» What is expected
Type out every line below exactly as it reads.

» Exercise data
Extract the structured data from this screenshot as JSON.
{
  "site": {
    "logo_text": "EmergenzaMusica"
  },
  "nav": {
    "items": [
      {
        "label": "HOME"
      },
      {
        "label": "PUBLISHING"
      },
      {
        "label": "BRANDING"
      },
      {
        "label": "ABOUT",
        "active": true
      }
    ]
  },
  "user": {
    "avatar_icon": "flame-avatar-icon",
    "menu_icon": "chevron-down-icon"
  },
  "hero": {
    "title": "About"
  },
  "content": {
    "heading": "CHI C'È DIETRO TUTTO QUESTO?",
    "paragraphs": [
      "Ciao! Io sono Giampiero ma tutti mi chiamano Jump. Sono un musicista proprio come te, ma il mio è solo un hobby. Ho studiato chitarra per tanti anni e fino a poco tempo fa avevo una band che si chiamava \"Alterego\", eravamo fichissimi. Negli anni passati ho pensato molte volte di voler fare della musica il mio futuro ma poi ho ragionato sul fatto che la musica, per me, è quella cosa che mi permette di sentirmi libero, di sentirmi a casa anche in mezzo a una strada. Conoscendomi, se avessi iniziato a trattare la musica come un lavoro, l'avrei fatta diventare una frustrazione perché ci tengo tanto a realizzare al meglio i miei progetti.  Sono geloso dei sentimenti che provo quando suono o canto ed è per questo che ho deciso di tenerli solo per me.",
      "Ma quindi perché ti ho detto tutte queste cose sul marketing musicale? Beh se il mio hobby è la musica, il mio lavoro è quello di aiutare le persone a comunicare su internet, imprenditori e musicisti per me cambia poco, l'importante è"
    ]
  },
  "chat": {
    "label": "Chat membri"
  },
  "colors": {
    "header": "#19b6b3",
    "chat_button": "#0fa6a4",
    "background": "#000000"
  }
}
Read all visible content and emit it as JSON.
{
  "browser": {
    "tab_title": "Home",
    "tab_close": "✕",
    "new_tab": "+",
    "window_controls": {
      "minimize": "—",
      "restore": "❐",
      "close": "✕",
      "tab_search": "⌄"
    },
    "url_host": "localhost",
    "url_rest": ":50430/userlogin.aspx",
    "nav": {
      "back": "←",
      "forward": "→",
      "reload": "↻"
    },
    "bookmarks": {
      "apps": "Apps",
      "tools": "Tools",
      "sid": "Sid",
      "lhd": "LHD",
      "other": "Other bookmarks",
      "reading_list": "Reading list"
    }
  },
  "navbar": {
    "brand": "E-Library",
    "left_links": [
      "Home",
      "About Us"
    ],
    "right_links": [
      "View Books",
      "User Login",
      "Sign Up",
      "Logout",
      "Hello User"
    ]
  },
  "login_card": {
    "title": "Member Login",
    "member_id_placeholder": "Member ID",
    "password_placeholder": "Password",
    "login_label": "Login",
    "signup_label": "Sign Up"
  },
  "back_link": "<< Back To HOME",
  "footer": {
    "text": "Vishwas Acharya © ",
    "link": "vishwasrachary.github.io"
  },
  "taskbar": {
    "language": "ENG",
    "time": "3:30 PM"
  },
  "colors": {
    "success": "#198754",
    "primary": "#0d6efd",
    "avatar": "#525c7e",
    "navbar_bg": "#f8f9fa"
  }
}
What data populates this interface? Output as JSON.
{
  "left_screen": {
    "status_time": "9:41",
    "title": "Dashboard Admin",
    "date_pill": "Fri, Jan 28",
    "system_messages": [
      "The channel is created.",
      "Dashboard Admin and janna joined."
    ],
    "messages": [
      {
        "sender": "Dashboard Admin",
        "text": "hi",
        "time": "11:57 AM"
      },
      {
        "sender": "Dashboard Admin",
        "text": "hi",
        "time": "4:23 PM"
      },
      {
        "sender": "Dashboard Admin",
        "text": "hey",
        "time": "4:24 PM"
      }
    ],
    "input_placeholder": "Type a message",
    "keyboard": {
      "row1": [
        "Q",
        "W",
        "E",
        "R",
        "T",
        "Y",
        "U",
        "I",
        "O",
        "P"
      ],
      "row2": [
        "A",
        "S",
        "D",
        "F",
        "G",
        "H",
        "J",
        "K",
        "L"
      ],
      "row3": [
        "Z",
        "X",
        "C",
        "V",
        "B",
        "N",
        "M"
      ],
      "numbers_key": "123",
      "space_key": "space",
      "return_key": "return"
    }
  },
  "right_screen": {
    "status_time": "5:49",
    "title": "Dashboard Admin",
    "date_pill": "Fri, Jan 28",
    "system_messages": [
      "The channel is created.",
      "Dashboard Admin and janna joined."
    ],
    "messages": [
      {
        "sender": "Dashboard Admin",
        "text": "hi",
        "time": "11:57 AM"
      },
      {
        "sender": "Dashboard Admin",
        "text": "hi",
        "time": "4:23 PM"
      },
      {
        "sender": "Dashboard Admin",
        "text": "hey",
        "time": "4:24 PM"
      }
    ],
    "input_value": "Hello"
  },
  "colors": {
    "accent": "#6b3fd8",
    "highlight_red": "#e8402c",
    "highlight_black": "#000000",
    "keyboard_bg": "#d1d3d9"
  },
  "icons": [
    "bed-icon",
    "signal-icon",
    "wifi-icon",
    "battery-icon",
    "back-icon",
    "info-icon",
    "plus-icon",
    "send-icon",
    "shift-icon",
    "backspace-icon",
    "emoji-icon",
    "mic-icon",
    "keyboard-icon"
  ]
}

» Reply to the task
Extract the structured data from this screenshot as JSON.
{
  "site": {
    "logo_text": "EmergenzaMusica"
  },
  "nav": {
    "items": [
      {
        "label": "HOME"
      },
      {
        "label": "PUBLISHING"
      },
      {
        "label": "BRANDING"
      },
      {
        "label": "ABOUT",
        "active": true
      }
    ]
  },
  "user": {
    "avatar_icon": "flame-avatar-icon",
    "menu_icon": "chevron-down-icon"
  },
  "hero": {
    "title": "About"
  },
  "content": {
    "heading": "CHI C'È DIETRO TUTTO QUESTO?",
    "paragraphs": [
      "Ciao! Io sono Giampiero ma tutti mi chiamano Jump. Sono un musicista proprio come te, ma il mio è solo un hobby. Ho studiato chitarra per tanti anni e fino a poco tempo fa avevo una band che si chiamava \"Alterego\", eravamo fichissimi. Negli anni passati ho pensato molte volte di voler fare della musica il mio futuro ma poi ho ragionato sul fatto che la musica, per me, è quella cosa che mi permette di sentirmi libero, di sentirmi a casa anche in mezzo a una strada. Conoscendomi, se avessi iniziato a trattare la musica come un lavoro, l'avrei fatta diventare una frustrazione perché ci tengo tanto a realizzare al meglio i miei progetti.  Sono geloso dei sentimenti che provo quando suono o canto ed è per questo che ho deciso di tenerli solo per me.",
      "Ma quindi perché ti ho detto tutte queste cose sul marketing musicale? Beh se il mio hobby è la musica, il mio lavoro è quello di aiutare le persone a comunicare su internet, imprenditori e musicisti per me cambia poco, l'importante è"
    ]
  },
  "chat": {
    "label": "Chat membri"
  },
  "colors": {
    "header": "#19b6b3",
    "chat_button": "#0fa6a4",
    "background": "#000000"
  }
}
Read all visible content and emit it as JSON.
{
  "browser": {
    "tab_title": "Home",
    "tab_close": "✕",
    "new_tab": "+",
    "window_controls": {
      "minimize": "—",
      "restore": "❐",
      "close": "✕",
      "tab_search": "⌄"
    },
    "url_host": "localhost",
    "url_rest": ":50430/userlogin.aspx",
    "nav": {
      "back": "←",
      "forward": "→",
      "reload": "↻"
    },
    "bookmarks": {
      "apps": "Apps",
      "tools": "Tools",
      "sid": "Sid",
      "lhd": "LHD",
      "other": "Other bookmarks",
      "reading_list": "Reading list"
    }
  },
  "navbar": {
    "brand": "E-Library",
    "left_links": [
      "Home",
      "About Us"
    ],
    "right_links": [
      "View Books",
      "User Login",
      "Sign Up",
      "Logout",
      "Hello User"
    ]
  },
  "login_card": {
    "title": "Member Login",
    "member_id_placeholder": "Member ID",
    "password_placeholder": "Password",
    "login_label": "Login",
    "signup_label": "Sign Up"
  },
  "back_link": "<< Back To HOME",
  "footer": {
    "text": "Vishwas Acharya © ",
    "link": "vishwasrachary.github.io"
  },
  "taskbar": {
    "language": "ENG",
    "time": "3:30 PM"
  },
  "colors": {
    "success": "#198754",
    "primary": "#0d6efd",
    "avatar": "#525c7e",
    "navbar_bg": "#f8f9fa"
  }
}
What data populates this interface? Output as JSON.
{
  "left_screen": {
    "status_time": "9:41",
    "title": "Dashboard Admin",
    "date_pill": "Fri, Jan 28",
    "system_messages": [
      "The channel is created.",
      "Dashboard Admin and janna joined."
    ],
    "messages": [
      {
        "sender": "Dashboard Admin",
        "text": "hi",
        "time": "11:57 AM"
      },
      {
        "sender": "Dashboard Admin",
        "text": "hi",
        "time": "4:23 PM"
      },
      {
        "sender": "Dashboard Admin",
        "text": "hey",
        "time": "4:24 PM"
      }
    ],
    "input_placeholder": "Type a message",
    "keyboard": {
      "row1": [
        "Q",
        "W",
        "E",
        "R",
        "T",
        "Y",
        "U",
        "I",
        "O",
        "P"
      ],
      "row2": [
        "A",
        "S",
        "D",
        "F",
        "G",
        "H",
        "J",
        "K",
        "L"
      ],
      "row3": [
        "Z",
        "X",
        "C",
        "V",
        "B",
        "N",
        "M"
      ],
      "numbers_key": "123",
      "space_key": "space",
      "return_key": "return"
    }
  },
  "right_screen": {
    "status_time": "5:49",
    "title": "Dashboard Admin",
    "date_pill": "Fri, Jan 28",
    "system_messages": [
      "The channel is created.",
      "Dashboard Admin and janna joined."
    ],
    "messages": [
      {
        "sender": "Dashboard Admin",
        "text": "hi",
        "time": "11:57 AM"
      },
      {
        "sender": "Dashboard Admin",
        "text": "hi",
        "time": "4:23 PM"
      },
      {
        "sender": "Dashboard Admin",
        "text": "hey",
        "time": "4:24 PM"
      }
    ],
    "input_value": "Hello"
  },
  "colors": {
    "accent": "#6b3fd8",
    "highlight_red": "#e8402c",
    "highlight_black": "#000000",
    "keyboard_bg": "#d1d3d9"
  },
  "icons": [
    "bed-icon",
    "signal-icon",
    "wifi-icon",
    "battery-icon",
    "back-icon",
    "info-icon",
    "plus-icon",
    "send-icon",
    "shift-icon",
    "backspace-icon",
    "emoji-icon",
    "mic-icon",
    "keyboard-icon"
  ]
}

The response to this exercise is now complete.